§ **What is expected**
Scan the data below. Pull out each line where "eliminációs" occurs.

§ **Materials provided**
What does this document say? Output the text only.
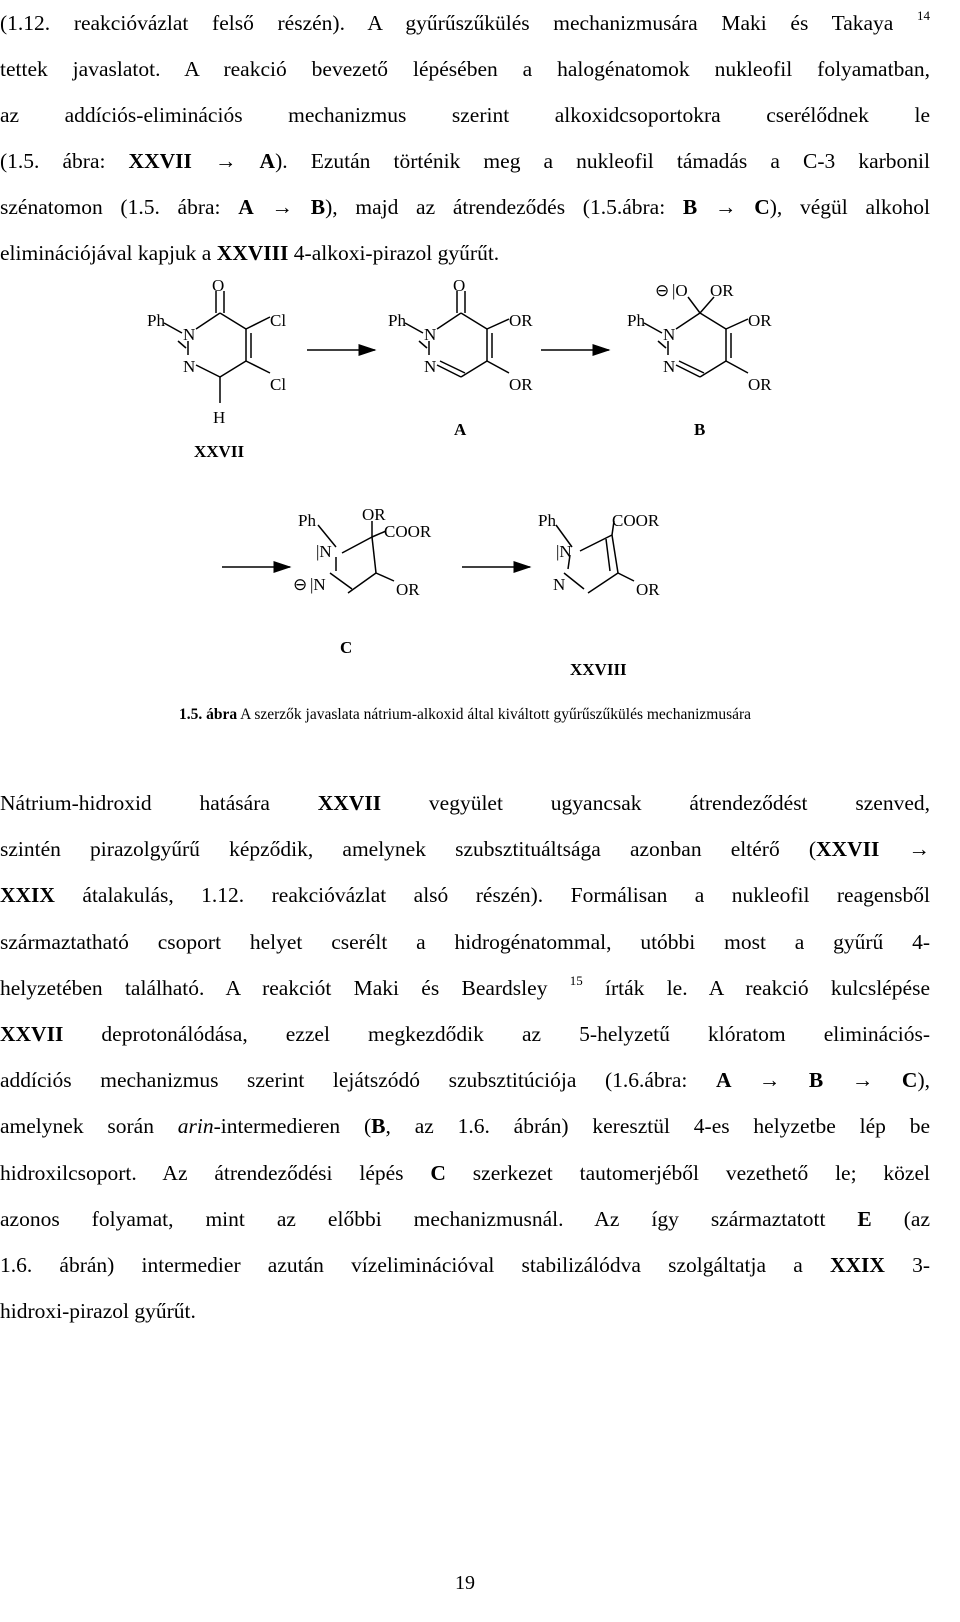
(1.12. reakcióvázlat felső részén). A gyűrűszűkülés mechanizmusára Maki és Takaya $^{14}$
tettek javaslatot. A reakció bevezető lépésében a halogénatomok nukleofil folyamatban,
az addíciós-eliminációs mechanizmus szerint alkoxidcsoportokra cserélődnek le
(1.5. ábra: XXVII → A). Ezután történik meg a nukleofil támadás a C-3 karbonil
szénatomon (1.5. ábra: A → B), majd az átrendeződés (1.5.ábra: B → C), végül alkohol
eliminációjával kapjuk a XXVIII 4-alkoxi-pirazol gyűrűt.
O
Ph
N
N
Cl
Cl
H
XXVII
O
Ph
N
N
OR
OR
A
⊖ |O OR
Ph
N
N
OR
OR
B
Ph	OR
COOR
|N
⊖ |N	OR
C
Ph	COOR
|N
N	OR
XXVIII
1.5. ábra A szerzők javaslata nátrium-alkoxid által kiváltott gyűrűszűkülés mechanizmusára
Nátrium-hidroxid hatására XXVII vegyület ugyancsak átrendeződést szenved,
szintén pirazolgyűrű képződik, amelynek szubsztituáltsága azonban eltérő (XXVII →
XXIX átalakulás, 1.12. reakcióvázlat alsó részén). Formálisan a nukleofil reagensből
származtatható csoport helyet cserélt a hidrogénatommal, utóbbi most a gyűrű 4-
helyzetében található. A reakciót Maki és Beardsley $^{15}$ írták le. A reakció kulcslépése
XXVII deprotonálódása, ezzel megkezdődik az 5-helyzetű klóratom eliminációs-
addíciós mechanizmus szerint lejátszódó szubsztitúciója (1.6.ábra: A → B → C),
amelynek során arin-intermedieren (B, az 1.6. ábrán) keresztül 4-es helyzetbe lép be
hidroxilcsoport. Az átrendeződési lépés C szerkezet tautomerjéből vezethető le; közel
azonos folyamat, mint az előbbi mechanizmusnál. Az így származtatott E (az
1.6. ábrán) intermedier azután vízeliminációval stabilizálódva szolgáltatja a XXIX 3-
hidroxi-pirazol gyűrűt.
19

§ **Solution for this problem**
az addíciós-eliminációs mechanizmus szerint alkoxidcsoportokra cserélődnek le
XXVII deprotonálódása, ezzel megkezdődik az 5-helyzetű klóratom eliminációs-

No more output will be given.